## GOAL:
Collect all lines from the listing that include the string "left".

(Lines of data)
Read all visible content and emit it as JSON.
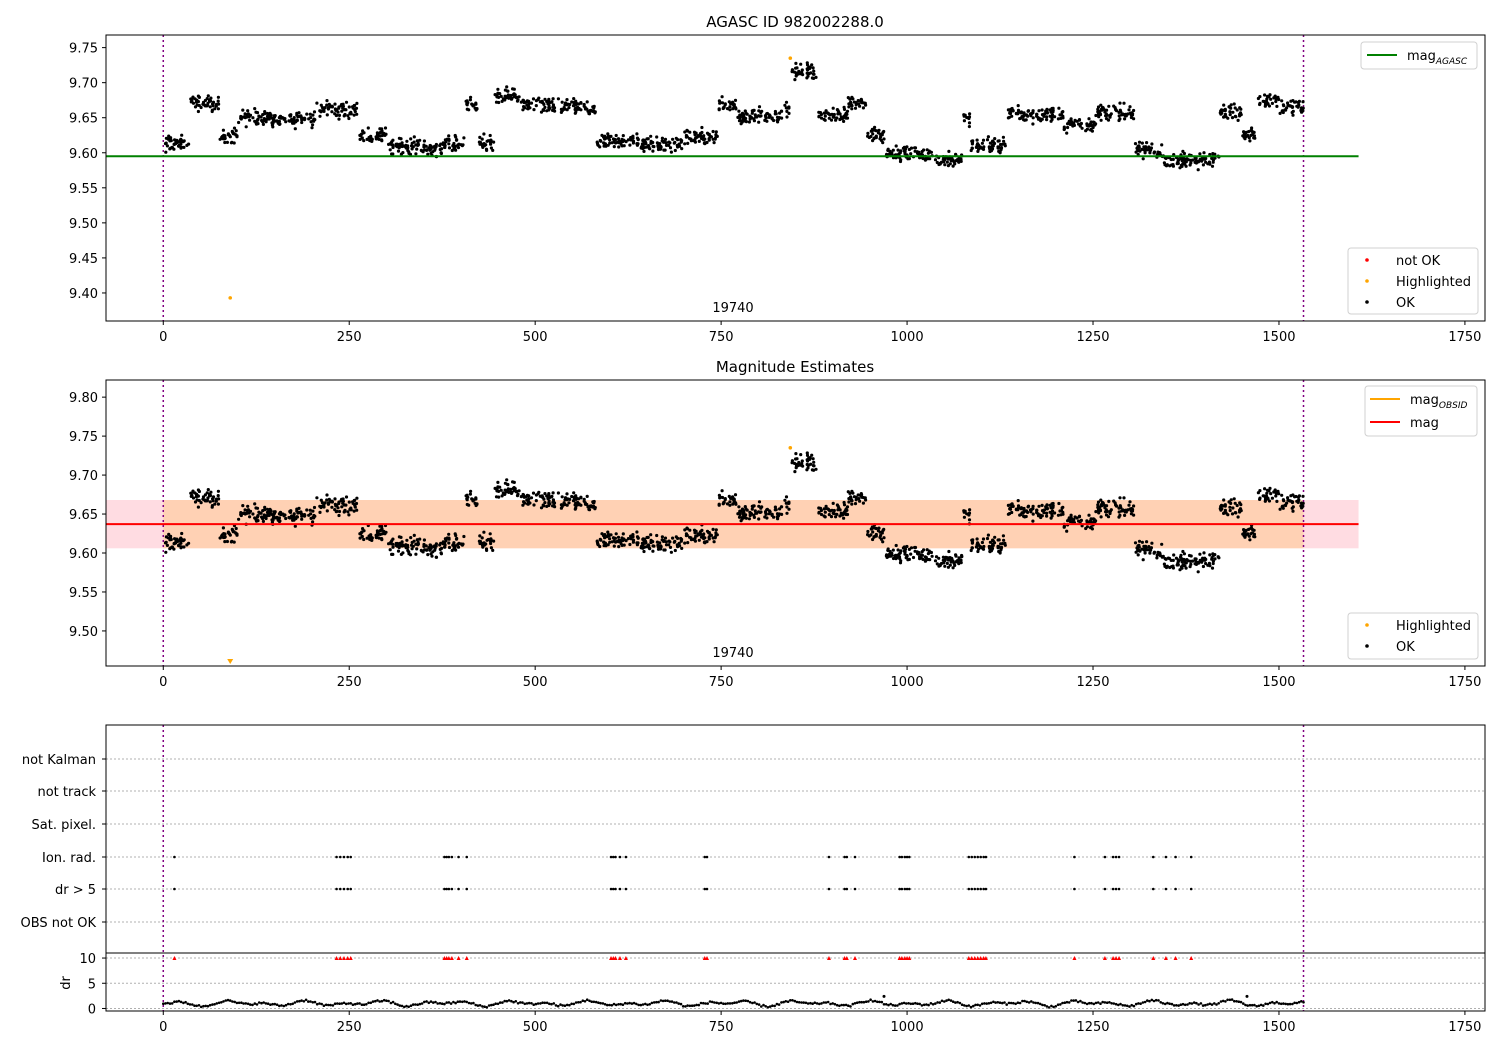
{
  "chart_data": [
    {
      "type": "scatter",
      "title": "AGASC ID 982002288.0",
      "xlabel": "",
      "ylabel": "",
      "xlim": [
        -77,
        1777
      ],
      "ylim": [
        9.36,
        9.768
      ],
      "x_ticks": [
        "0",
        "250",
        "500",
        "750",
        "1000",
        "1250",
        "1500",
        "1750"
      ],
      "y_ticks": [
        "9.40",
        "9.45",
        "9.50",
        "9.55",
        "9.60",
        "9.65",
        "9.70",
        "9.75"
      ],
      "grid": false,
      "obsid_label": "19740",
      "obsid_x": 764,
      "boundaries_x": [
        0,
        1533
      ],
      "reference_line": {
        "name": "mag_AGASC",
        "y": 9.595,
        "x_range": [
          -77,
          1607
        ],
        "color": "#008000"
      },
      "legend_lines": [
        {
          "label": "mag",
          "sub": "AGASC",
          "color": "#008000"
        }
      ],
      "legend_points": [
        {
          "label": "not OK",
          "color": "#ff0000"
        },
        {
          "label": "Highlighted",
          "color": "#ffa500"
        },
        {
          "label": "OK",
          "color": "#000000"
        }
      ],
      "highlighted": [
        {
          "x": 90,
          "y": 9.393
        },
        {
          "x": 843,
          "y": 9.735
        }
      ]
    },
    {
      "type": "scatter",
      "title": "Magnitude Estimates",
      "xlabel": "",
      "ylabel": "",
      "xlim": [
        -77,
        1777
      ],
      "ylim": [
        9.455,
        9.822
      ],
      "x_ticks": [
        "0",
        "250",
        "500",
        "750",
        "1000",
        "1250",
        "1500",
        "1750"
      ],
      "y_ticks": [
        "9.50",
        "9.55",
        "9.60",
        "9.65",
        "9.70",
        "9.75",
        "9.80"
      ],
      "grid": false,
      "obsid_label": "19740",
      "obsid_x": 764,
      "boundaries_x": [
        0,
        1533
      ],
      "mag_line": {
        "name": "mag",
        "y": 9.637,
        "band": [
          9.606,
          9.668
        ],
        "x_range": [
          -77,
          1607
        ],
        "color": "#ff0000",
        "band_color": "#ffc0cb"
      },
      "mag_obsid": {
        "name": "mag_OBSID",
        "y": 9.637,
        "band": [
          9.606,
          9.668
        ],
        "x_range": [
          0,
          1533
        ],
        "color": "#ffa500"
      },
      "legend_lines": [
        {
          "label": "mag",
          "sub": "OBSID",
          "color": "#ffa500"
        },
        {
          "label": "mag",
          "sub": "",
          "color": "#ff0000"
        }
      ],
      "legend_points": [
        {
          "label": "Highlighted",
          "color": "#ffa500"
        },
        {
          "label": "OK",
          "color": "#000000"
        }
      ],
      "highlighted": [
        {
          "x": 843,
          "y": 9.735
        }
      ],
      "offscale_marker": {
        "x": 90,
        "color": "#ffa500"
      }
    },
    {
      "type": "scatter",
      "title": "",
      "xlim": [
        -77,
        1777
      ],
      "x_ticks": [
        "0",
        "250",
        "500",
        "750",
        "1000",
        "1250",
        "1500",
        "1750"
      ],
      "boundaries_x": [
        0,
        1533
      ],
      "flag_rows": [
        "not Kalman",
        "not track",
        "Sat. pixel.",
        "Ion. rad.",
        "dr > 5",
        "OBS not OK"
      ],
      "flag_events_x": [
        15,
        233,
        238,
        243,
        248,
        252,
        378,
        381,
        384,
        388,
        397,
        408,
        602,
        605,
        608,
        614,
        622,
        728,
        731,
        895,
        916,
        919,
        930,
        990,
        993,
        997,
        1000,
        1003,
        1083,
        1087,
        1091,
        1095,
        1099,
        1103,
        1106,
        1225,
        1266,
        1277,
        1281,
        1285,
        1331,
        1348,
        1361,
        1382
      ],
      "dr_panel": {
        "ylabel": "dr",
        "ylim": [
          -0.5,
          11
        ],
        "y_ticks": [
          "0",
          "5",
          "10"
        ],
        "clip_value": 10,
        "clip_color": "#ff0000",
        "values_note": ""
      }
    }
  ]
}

* * *

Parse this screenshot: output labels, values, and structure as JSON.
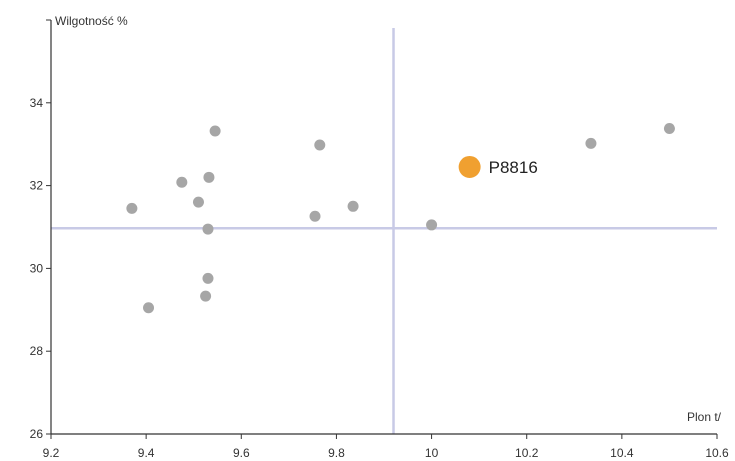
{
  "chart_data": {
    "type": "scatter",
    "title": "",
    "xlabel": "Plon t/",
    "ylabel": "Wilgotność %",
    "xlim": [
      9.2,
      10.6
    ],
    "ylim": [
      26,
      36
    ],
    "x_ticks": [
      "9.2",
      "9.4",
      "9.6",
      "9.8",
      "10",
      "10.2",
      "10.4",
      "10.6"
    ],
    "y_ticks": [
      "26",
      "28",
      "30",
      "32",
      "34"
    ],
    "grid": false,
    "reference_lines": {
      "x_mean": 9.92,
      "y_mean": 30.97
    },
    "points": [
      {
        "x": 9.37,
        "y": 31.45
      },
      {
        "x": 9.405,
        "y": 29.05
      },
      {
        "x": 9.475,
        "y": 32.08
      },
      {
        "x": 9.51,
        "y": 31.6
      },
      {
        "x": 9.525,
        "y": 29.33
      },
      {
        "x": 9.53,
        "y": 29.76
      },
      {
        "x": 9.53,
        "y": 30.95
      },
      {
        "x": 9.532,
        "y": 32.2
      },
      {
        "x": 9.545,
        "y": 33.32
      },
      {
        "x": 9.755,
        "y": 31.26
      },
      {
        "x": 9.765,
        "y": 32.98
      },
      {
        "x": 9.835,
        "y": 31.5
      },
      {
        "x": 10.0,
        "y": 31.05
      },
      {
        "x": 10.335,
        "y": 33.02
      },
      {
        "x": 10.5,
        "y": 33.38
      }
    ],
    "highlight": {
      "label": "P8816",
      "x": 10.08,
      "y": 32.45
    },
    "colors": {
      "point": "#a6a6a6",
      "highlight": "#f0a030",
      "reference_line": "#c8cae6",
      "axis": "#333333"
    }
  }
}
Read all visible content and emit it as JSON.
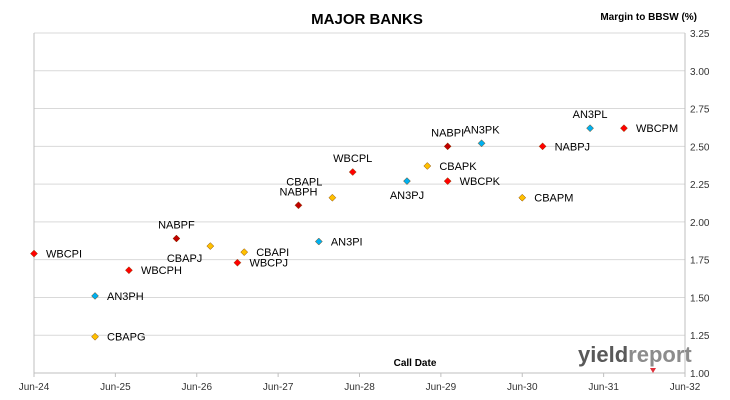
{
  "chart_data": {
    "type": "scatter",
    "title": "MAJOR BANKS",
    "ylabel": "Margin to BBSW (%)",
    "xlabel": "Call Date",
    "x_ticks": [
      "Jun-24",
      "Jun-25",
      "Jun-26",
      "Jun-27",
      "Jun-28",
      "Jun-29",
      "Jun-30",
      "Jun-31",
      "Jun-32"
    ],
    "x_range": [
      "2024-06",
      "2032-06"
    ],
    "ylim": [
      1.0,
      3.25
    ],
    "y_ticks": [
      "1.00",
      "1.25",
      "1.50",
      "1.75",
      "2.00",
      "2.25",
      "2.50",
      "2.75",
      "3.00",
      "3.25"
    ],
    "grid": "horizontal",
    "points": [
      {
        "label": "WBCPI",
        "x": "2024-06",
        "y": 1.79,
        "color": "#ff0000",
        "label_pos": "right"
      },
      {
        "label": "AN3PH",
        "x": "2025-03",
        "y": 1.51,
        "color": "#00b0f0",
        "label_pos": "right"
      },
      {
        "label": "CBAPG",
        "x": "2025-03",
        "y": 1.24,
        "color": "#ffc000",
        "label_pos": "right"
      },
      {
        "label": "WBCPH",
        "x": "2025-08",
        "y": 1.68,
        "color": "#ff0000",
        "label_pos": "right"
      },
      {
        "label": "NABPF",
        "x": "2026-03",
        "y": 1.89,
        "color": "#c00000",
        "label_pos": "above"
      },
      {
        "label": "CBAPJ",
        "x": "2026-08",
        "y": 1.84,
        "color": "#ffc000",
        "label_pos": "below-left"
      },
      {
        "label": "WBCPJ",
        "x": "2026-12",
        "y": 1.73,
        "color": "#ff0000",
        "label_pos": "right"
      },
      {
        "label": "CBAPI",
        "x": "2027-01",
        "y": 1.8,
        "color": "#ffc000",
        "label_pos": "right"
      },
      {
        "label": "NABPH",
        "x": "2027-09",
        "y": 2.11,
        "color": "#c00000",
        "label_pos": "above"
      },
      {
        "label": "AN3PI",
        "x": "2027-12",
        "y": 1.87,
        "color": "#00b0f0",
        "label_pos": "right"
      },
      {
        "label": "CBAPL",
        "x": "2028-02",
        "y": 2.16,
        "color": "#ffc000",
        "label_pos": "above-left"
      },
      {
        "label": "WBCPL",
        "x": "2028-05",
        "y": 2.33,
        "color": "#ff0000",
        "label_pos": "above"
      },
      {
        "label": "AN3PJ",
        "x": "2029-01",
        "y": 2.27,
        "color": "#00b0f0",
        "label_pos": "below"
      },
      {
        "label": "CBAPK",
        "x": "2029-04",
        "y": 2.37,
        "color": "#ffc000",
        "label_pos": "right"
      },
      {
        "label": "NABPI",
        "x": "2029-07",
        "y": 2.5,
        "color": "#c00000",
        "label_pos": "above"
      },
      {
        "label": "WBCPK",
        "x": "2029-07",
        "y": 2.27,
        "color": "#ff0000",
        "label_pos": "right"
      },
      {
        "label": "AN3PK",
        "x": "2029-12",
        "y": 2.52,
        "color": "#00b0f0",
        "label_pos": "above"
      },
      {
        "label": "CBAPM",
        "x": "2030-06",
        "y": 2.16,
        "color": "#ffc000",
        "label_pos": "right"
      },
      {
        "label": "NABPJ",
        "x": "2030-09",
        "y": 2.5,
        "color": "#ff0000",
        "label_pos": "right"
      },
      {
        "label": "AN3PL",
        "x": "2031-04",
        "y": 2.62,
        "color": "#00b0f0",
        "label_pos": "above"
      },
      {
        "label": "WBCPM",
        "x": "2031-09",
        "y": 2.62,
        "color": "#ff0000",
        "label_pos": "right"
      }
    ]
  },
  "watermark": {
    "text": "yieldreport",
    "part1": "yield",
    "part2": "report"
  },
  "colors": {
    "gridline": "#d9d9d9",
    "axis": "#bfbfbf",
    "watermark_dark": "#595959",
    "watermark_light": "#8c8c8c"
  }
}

## ANSWER TO THIS PROBLEM:
        "label_pos": "below-left"
        "label_pos": "above-left"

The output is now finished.